- [Your task]
Using the material below, copy every line where "name" appears.

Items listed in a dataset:
════════

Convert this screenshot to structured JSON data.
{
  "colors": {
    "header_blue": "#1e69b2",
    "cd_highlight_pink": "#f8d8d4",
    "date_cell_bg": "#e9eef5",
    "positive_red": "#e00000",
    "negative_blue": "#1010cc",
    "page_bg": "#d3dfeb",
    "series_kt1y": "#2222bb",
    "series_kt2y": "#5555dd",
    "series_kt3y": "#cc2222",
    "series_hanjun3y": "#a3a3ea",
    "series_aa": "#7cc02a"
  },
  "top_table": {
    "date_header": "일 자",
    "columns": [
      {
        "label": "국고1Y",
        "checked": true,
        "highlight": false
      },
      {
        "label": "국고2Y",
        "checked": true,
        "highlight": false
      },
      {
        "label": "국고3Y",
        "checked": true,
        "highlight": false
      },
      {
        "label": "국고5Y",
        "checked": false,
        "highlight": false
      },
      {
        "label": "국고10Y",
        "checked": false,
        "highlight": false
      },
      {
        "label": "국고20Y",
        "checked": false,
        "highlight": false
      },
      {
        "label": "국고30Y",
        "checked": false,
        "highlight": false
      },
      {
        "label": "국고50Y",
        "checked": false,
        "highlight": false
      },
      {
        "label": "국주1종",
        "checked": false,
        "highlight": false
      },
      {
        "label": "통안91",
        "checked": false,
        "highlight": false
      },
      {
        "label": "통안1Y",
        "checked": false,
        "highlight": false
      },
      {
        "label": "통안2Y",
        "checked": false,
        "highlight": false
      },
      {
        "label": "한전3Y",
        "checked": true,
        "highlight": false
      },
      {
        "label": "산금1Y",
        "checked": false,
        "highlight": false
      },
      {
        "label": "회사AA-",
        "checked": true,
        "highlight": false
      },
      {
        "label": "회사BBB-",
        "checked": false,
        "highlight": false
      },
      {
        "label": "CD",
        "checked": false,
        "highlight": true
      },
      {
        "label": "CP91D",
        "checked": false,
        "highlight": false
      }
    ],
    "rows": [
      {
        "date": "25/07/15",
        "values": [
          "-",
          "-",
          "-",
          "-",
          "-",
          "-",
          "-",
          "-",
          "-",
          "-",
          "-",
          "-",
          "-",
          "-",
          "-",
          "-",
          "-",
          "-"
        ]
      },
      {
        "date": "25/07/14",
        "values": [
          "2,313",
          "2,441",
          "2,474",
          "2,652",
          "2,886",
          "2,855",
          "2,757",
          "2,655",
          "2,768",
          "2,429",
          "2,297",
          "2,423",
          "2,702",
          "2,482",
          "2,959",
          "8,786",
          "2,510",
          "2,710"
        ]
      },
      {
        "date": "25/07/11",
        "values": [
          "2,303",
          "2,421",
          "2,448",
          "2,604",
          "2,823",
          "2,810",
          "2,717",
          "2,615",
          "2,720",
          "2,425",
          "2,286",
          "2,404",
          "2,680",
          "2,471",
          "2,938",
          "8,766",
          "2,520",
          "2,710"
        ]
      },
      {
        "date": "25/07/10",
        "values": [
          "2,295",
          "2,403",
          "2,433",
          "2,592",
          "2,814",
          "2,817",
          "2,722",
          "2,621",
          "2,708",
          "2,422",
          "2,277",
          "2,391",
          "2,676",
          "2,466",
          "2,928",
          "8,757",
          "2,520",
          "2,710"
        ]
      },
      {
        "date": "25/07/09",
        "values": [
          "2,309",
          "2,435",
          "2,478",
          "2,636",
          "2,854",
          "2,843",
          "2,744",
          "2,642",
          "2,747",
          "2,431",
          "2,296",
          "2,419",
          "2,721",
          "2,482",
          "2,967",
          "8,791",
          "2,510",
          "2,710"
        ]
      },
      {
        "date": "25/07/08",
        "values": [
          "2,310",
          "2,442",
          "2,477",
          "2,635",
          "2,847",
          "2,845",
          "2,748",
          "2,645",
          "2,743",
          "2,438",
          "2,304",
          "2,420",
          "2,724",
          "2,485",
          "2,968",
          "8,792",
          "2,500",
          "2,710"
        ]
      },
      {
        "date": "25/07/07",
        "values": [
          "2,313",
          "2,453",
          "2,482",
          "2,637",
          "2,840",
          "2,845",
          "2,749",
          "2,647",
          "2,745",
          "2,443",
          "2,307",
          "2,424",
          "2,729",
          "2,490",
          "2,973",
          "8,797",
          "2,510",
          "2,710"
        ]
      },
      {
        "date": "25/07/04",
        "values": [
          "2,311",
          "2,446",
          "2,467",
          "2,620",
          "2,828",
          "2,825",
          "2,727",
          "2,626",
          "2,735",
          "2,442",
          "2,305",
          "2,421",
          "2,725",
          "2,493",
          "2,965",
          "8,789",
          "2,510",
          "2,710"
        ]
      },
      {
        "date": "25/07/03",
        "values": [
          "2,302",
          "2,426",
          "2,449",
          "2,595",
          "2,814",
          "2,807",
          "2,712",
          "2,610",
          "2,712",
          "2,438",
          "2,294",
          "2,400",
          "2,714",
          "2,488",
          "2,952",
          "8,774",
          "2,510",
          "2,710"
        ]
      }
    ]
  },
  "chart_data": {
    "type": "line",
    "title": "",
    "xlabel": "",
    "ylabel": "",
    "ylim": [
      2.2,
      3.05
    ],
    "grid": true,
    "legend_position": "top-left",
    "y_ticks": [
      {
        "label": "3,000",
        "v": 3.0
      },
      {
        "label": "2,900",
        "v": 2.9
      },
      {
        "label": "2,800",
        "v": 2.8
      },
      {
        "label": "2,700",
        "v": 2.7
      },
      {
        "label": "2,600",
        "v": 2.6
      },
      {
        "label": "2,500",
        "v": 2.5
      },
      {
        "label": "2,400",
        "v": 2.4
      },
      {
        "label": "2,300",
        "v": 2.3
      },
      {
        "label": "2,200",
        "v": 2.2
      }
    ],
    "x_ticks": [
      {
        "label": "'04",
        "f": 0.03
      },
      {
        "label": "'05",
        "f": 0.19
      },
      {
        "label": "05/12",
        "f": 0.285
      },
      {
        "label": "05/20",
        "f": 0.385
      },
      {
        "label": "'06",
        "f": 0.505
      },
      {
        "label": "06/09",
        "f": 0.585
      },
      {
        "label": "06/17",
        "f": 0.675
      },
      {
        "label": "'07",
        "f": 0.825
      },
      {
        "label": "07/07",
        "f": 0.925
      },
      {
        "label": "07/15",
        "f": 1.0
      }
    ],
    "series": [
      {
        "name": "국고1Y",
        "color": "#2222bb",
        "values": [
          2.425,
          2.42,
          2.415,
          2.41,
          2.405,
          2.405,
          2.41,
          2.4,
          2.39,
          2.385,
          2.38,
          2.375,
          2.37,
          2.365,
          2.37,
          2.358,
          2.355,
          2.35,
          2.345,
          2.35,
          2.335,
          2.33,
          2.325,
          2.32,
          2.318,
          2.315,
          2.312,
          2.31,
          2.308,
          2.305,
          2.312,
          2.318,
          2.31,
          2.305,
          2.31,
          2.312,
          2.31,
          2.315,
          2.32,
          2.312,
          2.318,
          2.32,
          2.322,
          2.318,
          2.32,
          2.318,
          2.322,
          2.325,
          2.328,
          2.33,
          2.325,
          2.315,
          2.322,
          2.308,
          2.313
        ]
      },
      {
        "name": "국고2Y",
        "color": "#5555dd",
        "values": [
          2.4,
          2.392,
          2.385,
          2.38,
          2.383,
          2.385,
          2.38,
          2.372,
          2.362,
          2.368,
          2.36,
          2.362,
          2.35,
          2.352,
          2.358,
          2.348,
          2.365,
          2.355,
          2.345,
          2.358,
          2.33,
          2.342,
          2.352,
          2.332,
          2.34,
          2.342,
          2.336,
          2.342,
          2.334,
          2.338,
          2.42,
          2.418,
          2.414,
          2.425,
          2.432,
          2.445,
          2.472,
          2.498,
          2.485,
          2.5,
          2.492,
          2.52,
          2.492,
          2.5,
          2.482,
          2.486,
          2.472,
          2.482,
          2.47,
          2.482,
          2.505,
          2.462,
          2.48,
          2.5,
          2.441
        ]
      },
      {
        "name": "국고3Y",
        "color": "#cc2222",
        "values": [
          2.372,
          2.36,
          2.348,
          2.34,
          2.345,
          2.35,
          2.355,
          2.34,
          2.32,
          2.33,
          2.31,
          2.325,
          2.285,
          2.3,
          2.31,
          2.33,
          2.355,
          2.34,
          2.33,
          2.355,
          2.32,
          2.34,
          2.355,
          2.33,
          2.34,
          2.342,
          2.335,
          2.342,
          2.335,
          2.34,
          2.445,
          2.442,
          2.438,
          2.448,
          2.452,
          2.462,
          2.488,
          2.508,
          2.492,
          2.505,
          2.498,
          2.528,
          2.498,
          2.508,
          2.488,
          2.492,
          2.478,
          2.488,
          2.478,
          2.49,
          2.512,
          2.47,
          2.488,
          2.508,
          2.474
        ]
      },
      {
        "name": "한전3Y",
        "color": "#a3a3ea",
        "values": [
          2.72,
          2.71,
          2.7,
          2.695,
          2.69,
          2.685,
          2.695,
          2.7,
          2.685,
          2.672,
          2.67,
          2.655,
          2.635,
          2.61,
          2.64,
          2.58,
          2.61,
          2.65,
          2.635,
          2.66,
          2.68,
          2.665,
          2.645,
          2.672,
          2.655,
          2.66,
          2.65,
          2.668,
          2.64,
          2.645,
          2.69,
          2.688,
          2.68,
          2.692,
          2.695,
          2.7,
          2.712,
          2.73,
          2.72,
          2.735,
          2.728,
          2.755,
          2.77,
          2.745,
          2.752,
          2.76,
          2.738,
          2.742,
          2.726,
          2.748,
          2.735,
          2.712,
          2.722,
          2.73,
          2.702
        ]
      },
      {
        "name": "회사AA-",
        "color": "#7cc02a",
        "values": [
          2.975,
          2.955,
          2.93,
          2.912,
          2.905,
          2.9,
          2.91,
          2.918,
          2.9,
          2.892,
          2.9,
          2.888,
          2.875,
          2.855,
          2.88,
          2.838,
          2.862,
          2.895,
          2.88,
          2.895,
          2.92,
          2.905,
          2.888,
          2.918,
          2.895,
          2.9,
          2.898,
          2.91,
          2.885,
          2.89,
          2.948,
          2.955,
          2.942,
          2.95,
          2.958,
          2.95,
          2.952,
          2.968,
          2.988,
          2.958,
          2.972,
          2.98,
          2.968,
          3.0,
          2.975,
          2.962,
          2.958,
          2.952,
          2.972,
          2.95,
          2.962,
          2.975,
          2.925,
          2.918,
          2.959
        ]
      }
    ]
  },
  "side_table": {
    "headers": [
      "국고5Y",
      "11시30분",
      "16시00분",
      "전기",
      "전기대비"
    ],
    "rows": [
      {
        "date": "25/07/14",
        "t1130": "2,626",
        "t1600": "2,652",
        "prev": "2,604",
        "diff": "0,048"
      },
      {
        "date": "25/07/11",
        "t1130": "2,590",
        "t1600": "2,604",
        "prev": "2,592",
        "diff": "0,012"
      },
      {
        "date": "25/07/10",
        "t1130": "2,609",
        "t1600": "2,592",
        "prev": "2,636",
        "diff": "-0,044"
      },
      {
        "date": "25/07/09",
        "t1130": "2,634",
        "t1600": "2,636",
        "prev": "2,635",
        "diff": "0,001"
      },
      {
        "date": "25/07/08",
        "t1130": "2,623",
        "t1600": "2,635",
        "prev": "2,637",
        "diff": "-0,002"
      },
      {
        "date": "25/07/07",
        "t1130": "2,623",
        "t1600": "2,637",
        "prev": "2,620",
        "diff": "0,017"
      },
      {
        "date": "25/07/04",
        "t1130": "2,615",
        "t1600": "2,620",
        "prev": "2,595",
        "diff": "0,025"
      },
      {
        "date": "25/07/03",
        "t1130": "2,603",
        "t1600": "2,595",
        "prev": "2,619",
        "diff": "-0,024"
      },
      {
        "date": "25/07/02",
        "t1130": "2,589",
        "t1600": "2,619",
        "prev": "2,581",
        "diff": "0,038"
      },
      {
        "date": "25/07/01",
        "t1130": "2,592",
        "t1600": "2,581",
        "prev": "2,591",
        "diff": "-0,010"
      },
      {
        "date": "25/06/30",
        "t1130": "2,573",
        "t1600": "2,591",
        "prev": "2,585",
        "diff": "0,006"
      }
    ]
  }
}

════════

- [Solution for this exercise]
        "name": "국고1Y",
        "name": "국고2Y",
        "name": "국고3Y",
        "name": "한전3Y",
        "name": "회사AA-",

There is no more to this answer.